EXERCISE OBJECTIVE: Copy the records exactly, from the line with "window-title: Service Level" to the line with "dropdown-button[interactable] bbox=[923, 355, 953, 379]", both lines included.
━━━━━ MATERIAL FOR THIS EXERCISE ━━━━━
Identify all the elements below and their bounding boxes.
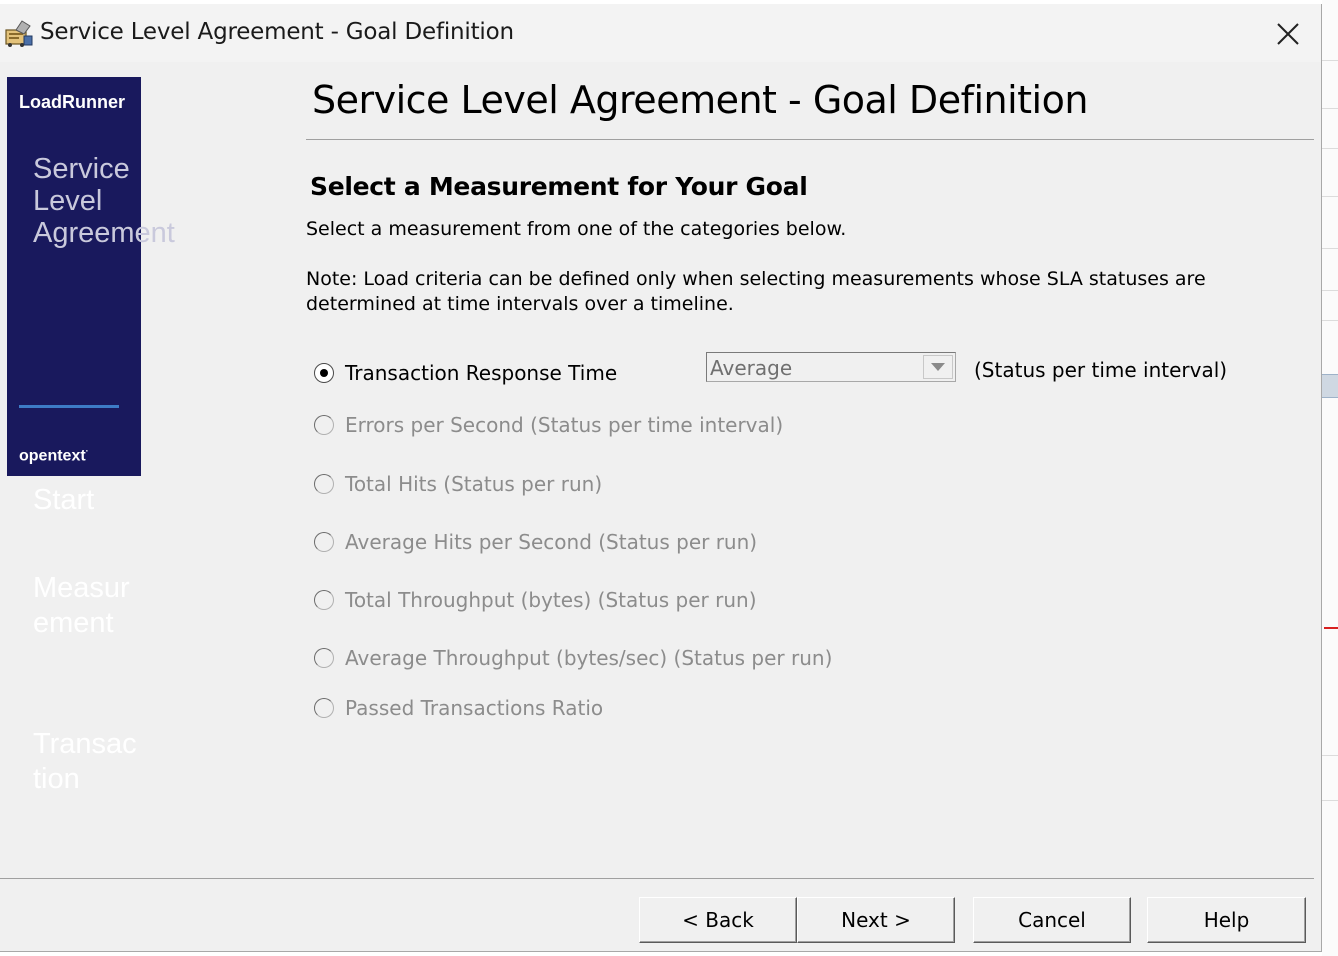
window-title: Service Level Agreement - Goal Definitio… bbox=[40, 19, 514, 45]
close-icon bbox=[1277, 23, 1299, 45]
cancel-button[interactable]: Cancel bbox=[973, 897, 1131, 943]
close-button[interactable] bbox=[1262, 12, 1314, 56]
note-text: Note: Load criteria can be defined only … bbox=[306, 268, 1206, 315]
measurement-option-transaction-response-time[interactable]: Transaction Response Time bbox=[314, 360, 617, 386]
measurement-option-total-hits[interactable]: Total Hits (Status per run) bbox=[314, 471, 602, 497]
measurement-option-average-throughput[interactable]: Average Throughput (bytes/sec) (Status p… bbox=[314, 645, 832, 671]
chevron-down-icon bbox=[931, 363, 945, 371]
footer-divider bbox=[0, 878, 1314, 879]
back-button[interactable]: < Back bbox=[639, 897, 797, 943]
measurement-option-errors-per-second[interactable]: Errors per Second (Status per time inter… bbox=[314, 412, 783, 438]
radio-button[interactable] bbox=[314, 474, 334, 494]
measurement-option-average-hits-per-second[interactable]: Average Hits per Second (Status per run) bbox=[314, 529, 757, 555]
option-label: Average Throughput (bytes/sec) (Status p… bbox=[345, 646, 833, 670]
option-label: Total Hits (Status per run) bbox=[345, 472, 603, 496]
radio-button[interactable] bbox=[314, 648, 334, 668]
wizard-step-transaction: Transaction bbox=[33, 728, 137, 795]
background-window-strip bbox=[1322, 0, 1338, 956]
radio-button[interactable] bbox=[314, 532, 334, 552]
radio-button[interactable] bbox=[314, 590, 334, 610]
option-label: Passed Transactions Ratio bbox=[345, 696, 604, 720]
next-button[interactable]: Next > bbox=[797, 897, 955, 943]
option-label: Errors per Second (Status per time inter… bbox=[345, 413, 784, 437]
status-interval-note: (Status per time interval) bbox=[974, 358, 1228, 382]
sla-wizard-dialog: Service Level Agreement - Goal Definitio… bbox=[0, 4, 1322, 952]
dropdown-button[interactable] bbox=[923, 355, 953, 379]
instructions-text: Select a measurement from one of the cat… bbox=[306, 218, 847, 240]
wizard-step-measurement: Measurement bbox=[33, 572, 130, 639]
title-bar: Service Level Agreement - Goal Definitio… bbox=[0, 4, 1321, 62]
option-label: Average Hits per Second (Status per run) bbox=[345, 530, 758, 554]
measurement-option-passed-transactions-ratio[interactable]: Passed Transactions Ratio bbox=[314, 695, 603, 721]
section-title: Select a Measurement for Your Goal bbox=[310, 172, 808, 201]
dropdown-value: Average bbox=[710, 356, 793, 380]
radio-button[interactable] bbox=[314, 698, 334, 718]
aggregation-dropdown[interactable]: Average bbox=[706, 352, 956, 382]
progress-bar bbox=[19, 405, 119, 408]
help-button[interactable]: Help bbox=[1147, 897, 1306, 943]
wizard-step-start: Start bbox=[33, 484, 95, 516]
stage-title: Service Level Agreement bbox=[33, 153, 175, 249]
header-divider bbox=[306, 139, 1314, 140]
page-title: Service Level Agreement - Goal Definitio… bbox=[312, 78, 1088, 122]
wizard-banner: LoadRunner Service Level Agreement opent… bbox=[7, 77, 175, 476]
option-label: Total Throughput (bytes) (Status per run… bbox=[345, 588, 757, 612]
sla-wizard-icon bbox=[5, 20, 33, 47]
radio-button[interactable] bbox=[314, 363, 334, 383]
brand-logo-text: LoadRunner bbox=[19, 92, 125, 112]
measurement-option-total-throughput[interactable]: Total Throughput (bytes) (Status per run… bbox=[314, 587, 757, 613]
company-logo-text: opentext· bbox=[19, 446, 89, 465]
radio-button[interactable] bbox=[314, 415, 334, 435]
option-label: Transaction Response Time bbox=[345, 361, 618, 385]
background-marker bbox=[1324, 627, 1338, 629]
━━━━━
TASK ANSWER:
window-title: Service Level Agreement - Goal Definitio… bbox=[40, 19, 514, 45]
close-icon bbox=[1277, 23, 1299, 45]
cancel-button[interactable]: Cancel bbox=[973, 897, 1131, 943]
close-button[interactable] bbox=[1262, 12, 1314, 56]
note-text: Note: Load criteria can be defined only … bbox=[306, 268, 1206, 315]
measurement-option-transaction-response-time[interactable]: Transaction Response Time bbox=[314, 360, 617, 386]
measurement-option-total-hits[interactable]: Total Hits (Status per run) bbox=[314, 471, 602, 497]
measurement-option-average-throughput[interactable]: Average Throughput (bytes/sec) (Status p… bbox=[314, 645, 832, 671]
chevron-down-icon bbox=[931, 363, 945, 371]
footer-divider bbox=[0, 878, 1314, 879]
back-button[interactable]: < Back bbox=[639, 897, 797, 943]
measurement-option-errors-per-second[interactable]: Errors per Second (Status per time inter… bbox=[314, 412, 783, 438]
radio-button[interactable] bbox=[314, 474, 334, 494]
measurement-option-average-hits-per-second[interactable]: Average Hits per Second (Status per run) bbox=[314, 529, 757, 555]
option-label: Average Throughput (bytes/sec) (Status p… bbox=[345, 646, 833, 670]
option-label: Total Hits (Status per run) bbox=[345, 472, 603, 496]
radio-button[interactable] bbox=[314, 648, 334, 668]
wizard-step-transaction: Transaction bbox=[33, 728, 137, 795]
background-window-strip bbox=[1322, 0, 1338, 956]
radio-button[interactable] bbox=[314, 532, 334, 552]
radio-button[interactable] bbox=[314, 590, 334, 610]
option-label: Passed Transactions Ratio bbox=[345, 696, 604, 720]
next-button[interactable]: Next > bbox=[797, 897, 955, 943]
option-label: Errors per Second (Status per time inter… bbox=[345, 413, 784, 437]
status-interval-note: (Status per time interval) bbox=[974, 358, 1228, 382]
sla-wizard-dialog: Service Level Agreement - Goal Definitio… bbox=[0, 4, 1322, 952]
dropdown-button[interactable] bbox=[923, 355, 953, 379]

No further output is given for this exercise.